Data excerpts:
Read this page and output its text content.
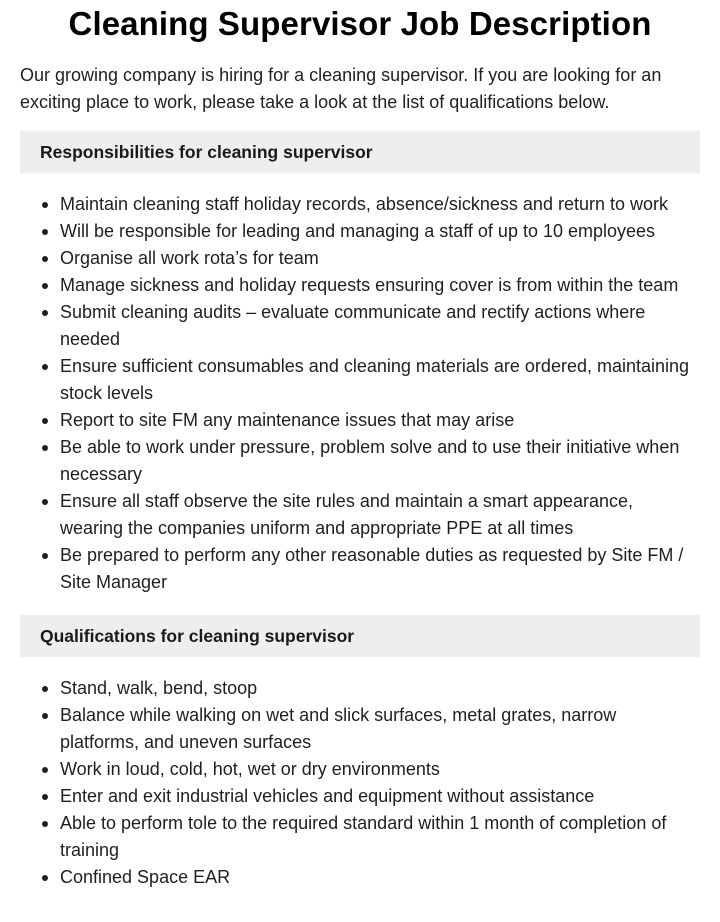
Cleaning Supervisor Job Description

Our growing company is hiring for a cleaning supervisor. If you are looking for an exciting place to work, please take a look at the list of qualifications below.

Responsibilities for cleaning supervisor
Maintain cleaning staff holiday records, absence/sickness and return to work
Will be responsible for leading and managing a staff of up to 10 employees
Organise all work rota’s for team
Manage sickness and holiday requests ensuring cover is from within the team
Submit cleaning audits – evaluate communicate and rectify actions where needed
Ensure sufficient consumables and cleaning materials are ordered, maintaining stock levels
Report to site FM any maintenance issues that may arise
Be able to work under pressure, problem solve and to use their initiative when necessary
Ensure all staff observe the site rules and maintain a smart appearance, wearing the companies uniform and appropriate PPE at all times
Be prepared to perform any other reasonable duties as requested by Site FM / Site Manager
Qualifications for cleaning supervisor
Stand, walk, bend, stoop
Balance while walking on wet and slick surfaces, metal grates, narrow platforms, and uneven surfaces
Work in loud, cold, hot, wet or dry environments
Enter and exit industrial vehicles and equipment without assistance
Able to perform tole to the required standard within 1 month of completion of training
Confined Space EAR
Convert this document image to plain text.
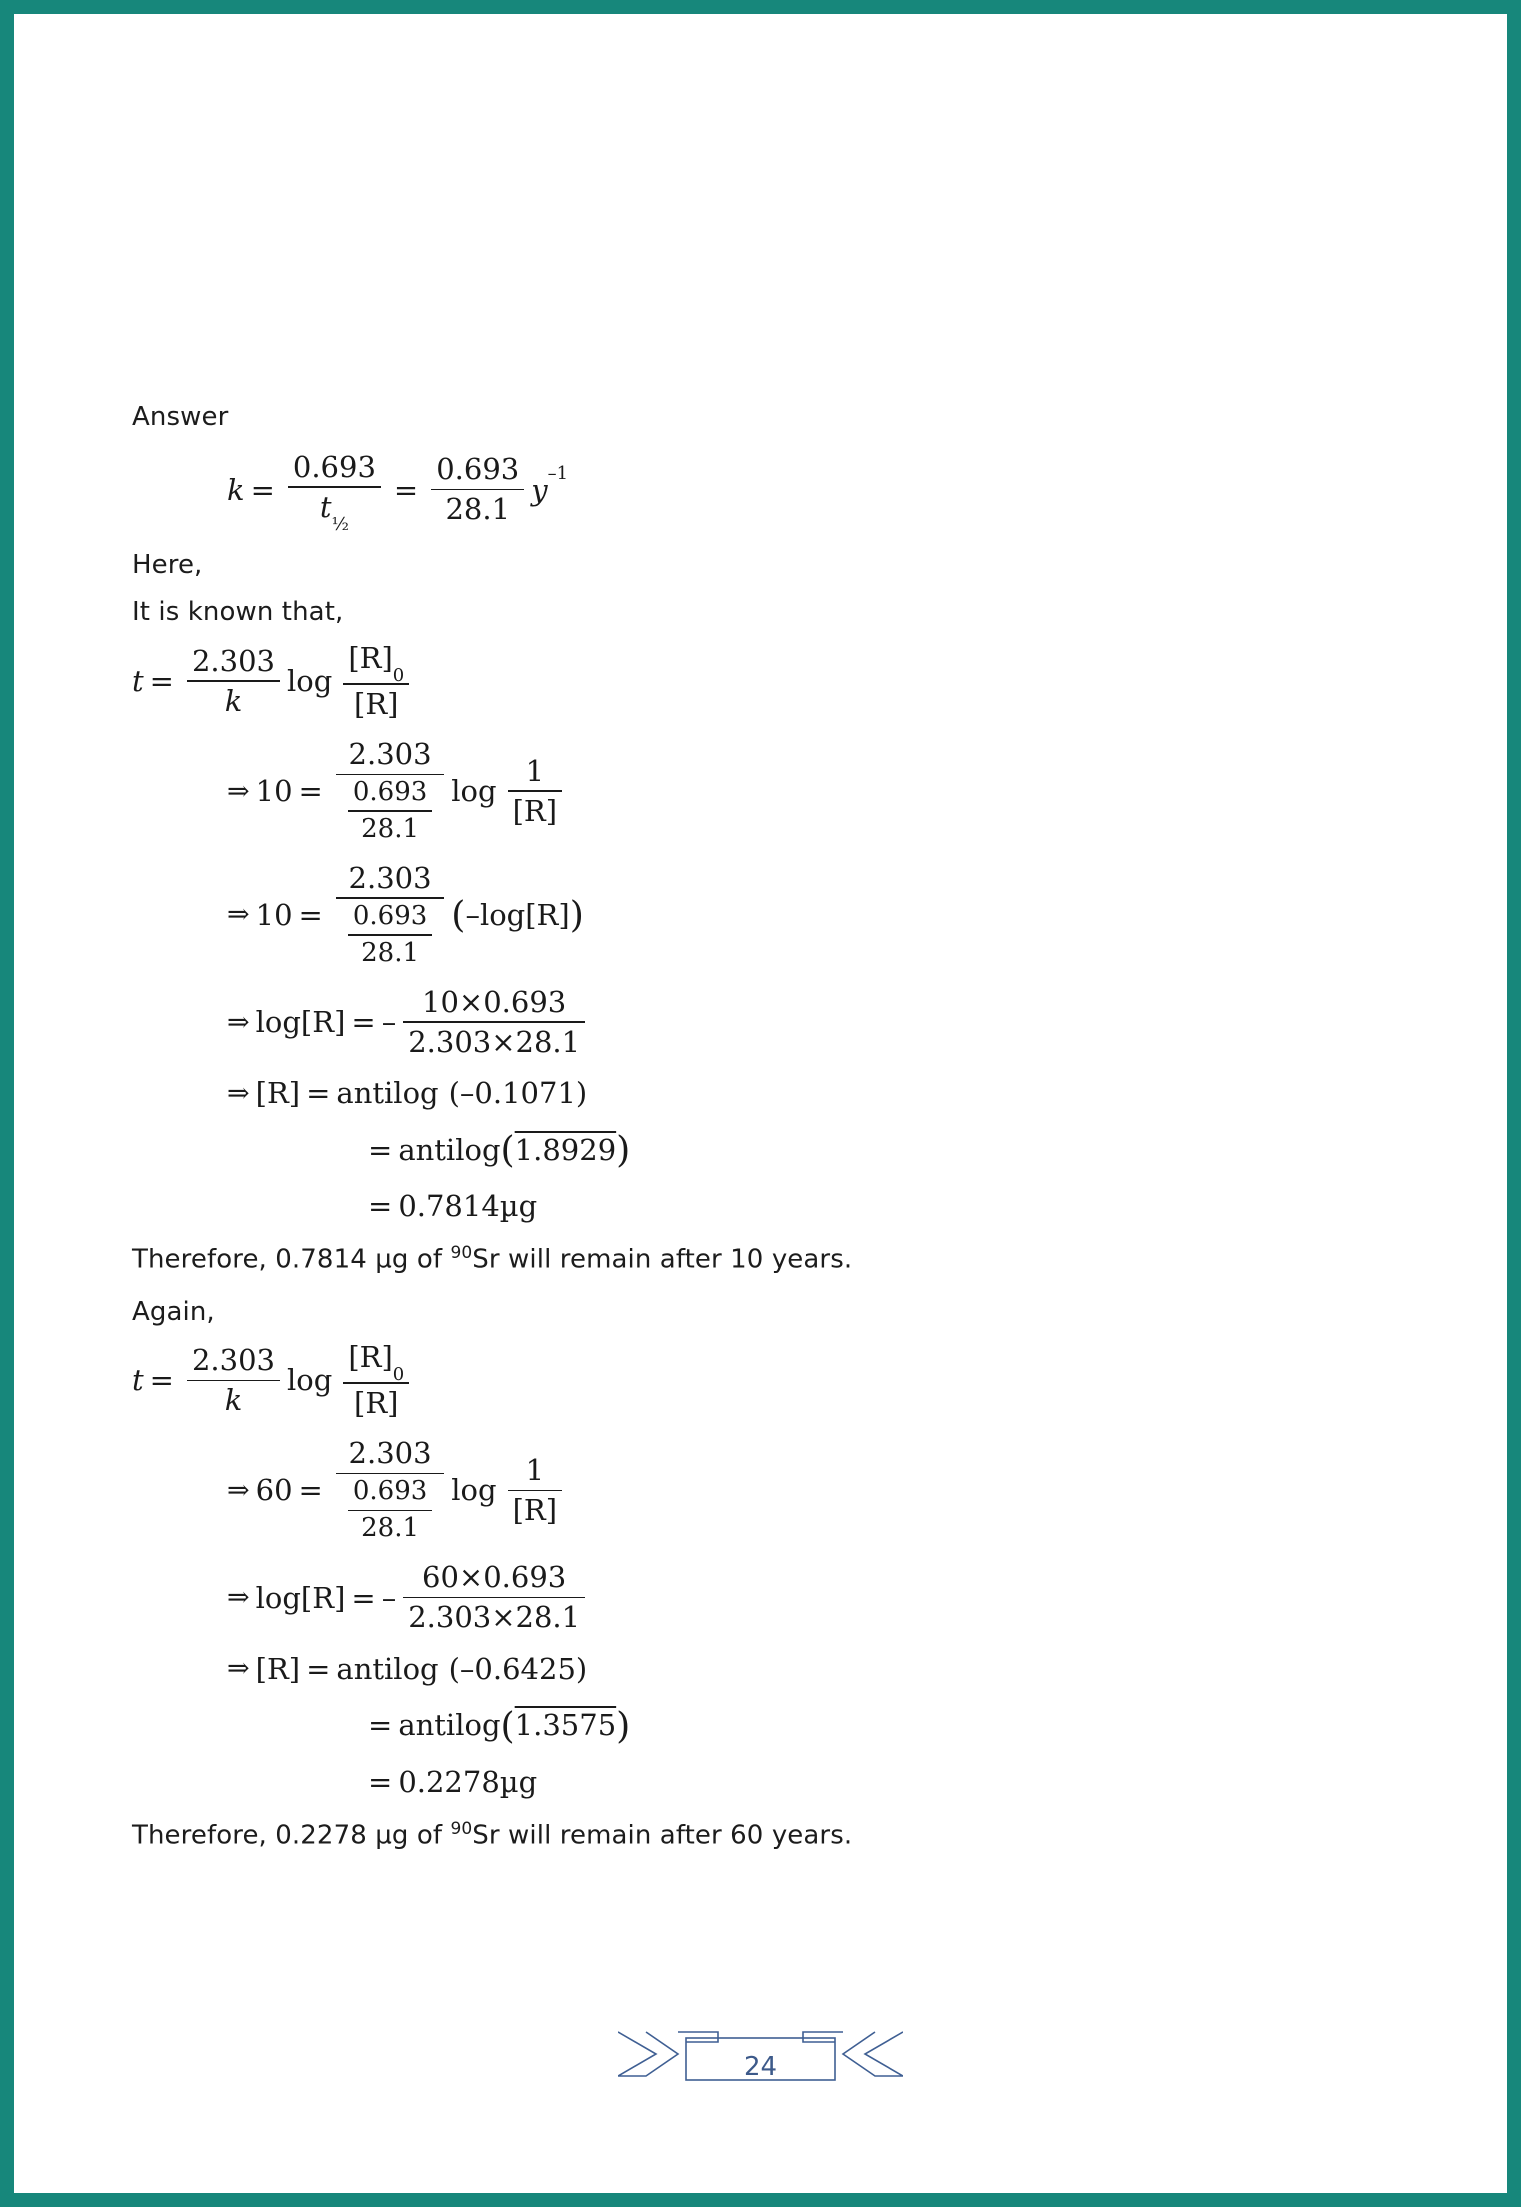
Answer

$k = \frac{0.693}{t_{\frac{1}{2}}} = \frac{0.693}{28.1} y^{-1}$

Here,

It is known that,

$t = \frac{2.303}{k}$ $\log \frac{[R]_0}{[R]}$
⇒ $10 = \frac{2.303}{\frac{0.693}{28.1}}$ $\log \frac{1}{[R]}$
⇒ $10 = \frac{2.303}{\frac{0.693}{28.1}}$ ( –log[R] )
⇒ log[R] = – $\frac{10\times 0.693}{2.303\times 28.1}$
⇒ [R] = antilog (–0.1071)
= antilog ( 1.8929 )
= 0.7814µg

Therefore, 0.7814 µg of $^{90}$Sr will remain after 10 years.

Again,

$t = \frac{2.303}{k}$ $\log \frac{[R]_0}{[R]}$
⇒ $60 = \frac{2.303}{\frac{0.693}{28.1}}$ $\log \frac{1}{[R]}$
⇒ log[R] = – $\frac{60\times 0.693}{2.303\times 28.1}$
⇒ [R] = antilog (–0.6425)
= antilog ( 1.3575 )
= 0.2278µg

Therefore, 0.2278 µg of $^{90}$Sr will remain after 60 years.

24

● **WHAT YOU NEED TO DO**
Pull every line holding "antilog" out of the records.

● **TASK SOLUTION**
⇒ [R] = antilog (–0.1071)
= antilog ( 1.8929 )
⇒ [R] = antilog (–0.6425)
= antilog ( 1.3575 )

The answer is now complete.